--- START ---

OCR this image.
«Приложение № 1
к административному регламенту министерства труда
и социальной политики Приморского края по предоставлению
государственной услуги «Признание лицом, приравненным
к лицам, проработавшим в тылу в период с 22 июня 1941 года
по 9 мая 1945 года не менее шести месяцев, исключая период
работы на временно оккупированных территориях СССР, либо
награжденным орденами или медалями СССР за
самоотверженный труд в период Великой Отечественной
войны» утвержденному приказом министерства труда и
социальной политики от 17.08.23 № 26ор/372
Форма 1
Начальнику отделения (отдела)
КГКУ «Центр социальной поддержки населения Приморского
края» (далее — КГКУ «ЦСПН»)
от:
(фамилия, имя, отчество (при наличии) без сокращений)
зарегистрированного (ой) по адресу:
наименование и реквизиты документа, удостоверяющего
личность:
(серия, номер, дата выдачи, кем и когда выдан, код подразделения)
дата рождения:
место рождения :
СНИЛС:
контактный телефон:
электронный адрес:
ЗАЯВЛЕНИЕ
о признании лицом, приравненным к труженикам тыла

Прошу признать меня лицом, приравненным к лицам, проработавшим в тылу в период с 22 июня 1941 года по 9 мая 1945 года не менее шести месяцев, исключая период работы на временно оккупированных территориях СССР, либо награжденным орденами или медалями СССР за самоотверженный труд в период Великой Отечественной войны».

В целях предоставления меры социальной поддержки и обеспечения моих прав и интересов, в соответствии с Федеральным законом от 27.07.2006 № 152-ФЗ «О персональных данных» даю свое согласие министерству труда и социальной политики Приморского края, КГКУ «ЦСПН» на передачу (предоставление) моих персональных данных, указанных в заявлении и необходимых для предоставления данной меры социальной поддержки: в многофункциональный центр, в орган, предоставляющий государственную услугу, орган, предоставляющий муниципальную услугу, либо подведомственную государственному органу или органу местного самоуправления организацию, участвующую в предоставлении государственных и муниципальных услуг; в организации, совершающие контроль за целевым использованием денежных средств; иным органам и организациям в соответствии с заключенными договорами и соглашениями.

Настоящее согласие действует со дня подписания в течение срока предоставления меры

--- END ---

Written problem> All of the data shown above must be copied exactly.

Solution to this task>
OCR this image.
«Приложение № 1
к административному регламенту министерства труда
и социальной политики Приморского края по предоставлению
государственной услуги «Признание лицом, приравненным
к лицам, проработавшим в тылу в период с 22 июня 1941 года
по 9 мая 1945 года не менее шести месяцев, исключая период
работы на временно оккупированных территориях СССР, либо
награжденным орденами или медалями СССР за
самоотверженный труд в период Великой Отечественной
войны» утвержденному приказом министерства труда и
социальной политики от 17.08.23 № 26ор/372
Форма 1
Начальнику отделения (отдела)
КГКУ «Центр социальной поддержки населения Приморского
края» (далее — КГКУ «ЦСПН»)
от:
(фамилия, имя, отчество (при наличии) без сокращений)
зарегистрированного (ой) по адресу:
наименование и реквизиты документа, удостоверяющего
личность:
(серия, номер, дата выдачи, кем и когда выдан, код подразделения)
дата рождения:
место рождения :
СНИЛС:
контактный телефон:
электронный адрес:
ЗАЯВЛЕНИЕ
о признании лицом, приравненным к труженикам тыла

Прошу признать меня лицом, приравненным к лицам, проработавшим в тылу в период с 22 июня 1941 года по 9 мая 1945 года не менее шести месяцев, исключая период работы на временно оккупированных территориях СССР, либо награжденным орденами или медалями СССР за самоотверженный труд в период Великой Отечественной войны».

В целях предоставления меры социальной поддержки и обеспечения моих прав и интересов, в соответствии с Федеральным законом от 27.07.2006 № 152-ФЗ «О персональных данных» даю свое согласие министерству труда и социальной политики Приморского края, КГКУ «ЦСПН» на передачу (предоставление) моих персональных данных, указанных в заявлении и необходимых для предоставления данной меры социальной поддержки: в многофункциональный центр, в орган, предоставляющий государственную услугу, орган, предоставляющий муниципальную услугу, либо подведомственную государственному органу или органу местного самоуправления организацию, участвующую в предоставлении государственных и муниципальных услуг; в организации, совершающие контроль за целевым использованием денежных средств; иным органам и организациям в соответствии с заключенными договорами и соглашениями.

Настоящее согласие действует со дня подписания в течение срока предоставления меры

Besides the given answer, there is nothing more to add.